Problem:
Your task is to copy every line of the records below that contains "officiis".

Excerpted data:
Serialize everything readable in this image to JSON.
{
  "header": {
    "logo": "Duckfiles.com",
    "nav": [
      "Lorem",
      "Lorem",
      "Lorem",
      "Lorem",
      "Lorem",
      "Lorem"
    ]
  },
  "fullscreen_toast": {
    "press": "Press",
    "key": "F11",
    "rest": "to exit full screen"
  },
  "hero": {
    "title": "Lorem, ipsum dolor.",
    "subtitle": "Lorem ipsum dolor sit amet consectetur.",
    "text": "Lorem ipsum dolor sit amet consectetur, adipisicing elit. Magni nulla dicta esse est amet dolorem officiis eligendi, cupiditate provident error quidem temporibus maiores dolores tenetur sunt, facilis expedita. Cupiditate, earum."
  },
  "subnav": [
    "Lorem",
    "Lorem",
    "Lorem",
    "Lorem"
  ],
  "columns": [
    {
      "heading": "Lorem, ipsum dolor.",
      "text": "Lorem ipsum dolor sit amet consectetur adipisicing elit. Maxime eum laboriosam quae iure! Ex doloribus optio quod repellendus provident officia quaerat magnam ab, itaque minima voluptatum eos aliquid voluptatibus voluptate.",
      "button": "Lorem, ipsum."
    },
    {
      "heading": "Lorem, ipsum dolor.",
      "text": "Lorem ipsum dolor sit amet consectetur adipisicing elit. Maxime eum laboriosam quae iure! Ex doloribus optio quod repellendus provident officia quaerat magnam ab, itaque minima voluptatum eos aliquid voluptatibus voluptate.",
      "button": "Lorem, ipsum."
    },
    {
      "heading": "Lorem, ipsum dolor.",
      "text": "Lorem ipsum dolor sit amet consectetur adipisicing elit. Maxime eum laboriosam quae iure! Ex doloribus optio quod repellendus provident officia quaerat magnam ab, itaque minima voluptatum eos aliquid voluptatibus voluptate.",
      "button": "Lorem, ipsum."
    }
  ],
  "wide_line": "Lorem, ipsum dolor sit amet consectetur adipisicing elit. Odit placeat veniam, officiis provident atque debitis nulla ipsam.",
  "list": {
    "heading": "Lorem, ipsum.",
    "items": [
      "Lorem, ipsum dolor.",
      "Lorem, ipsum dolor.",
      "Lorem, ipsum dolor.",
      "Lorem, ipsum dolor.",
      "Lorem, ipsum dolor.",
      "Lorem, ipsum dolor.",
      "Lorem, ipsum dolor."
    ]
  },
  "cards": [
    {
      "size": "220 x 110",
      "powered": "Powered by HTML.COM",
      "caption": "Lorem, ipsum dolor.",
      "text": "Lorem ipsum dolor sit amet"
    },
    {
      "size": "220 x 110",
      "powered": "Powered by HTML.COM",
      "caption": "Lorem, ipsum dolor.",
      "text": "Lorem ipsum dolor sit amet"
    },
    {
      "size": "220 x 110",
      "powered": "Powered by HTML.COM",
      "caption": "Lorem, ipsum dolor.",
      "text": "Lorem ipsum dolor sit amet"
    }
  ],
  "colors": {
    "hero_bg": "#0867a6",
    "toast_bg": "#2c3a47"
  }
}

Full response:
    "text": "Lorem ipsum dolor sit amet consectetur, adipisicing elit. Magni nulla dicta esse est amet dolorem officiis eligendi, cupiditate provident error quidem temporibus maiores dolores tenetur sunt, facilis expedita. Cupiditate, earum."
  "wide_line": "Lorem, ipsum dolor sit amet consectetur adipisicing elit. Odit placeat veniam, officiis provident atque debitis nulla ipsam.",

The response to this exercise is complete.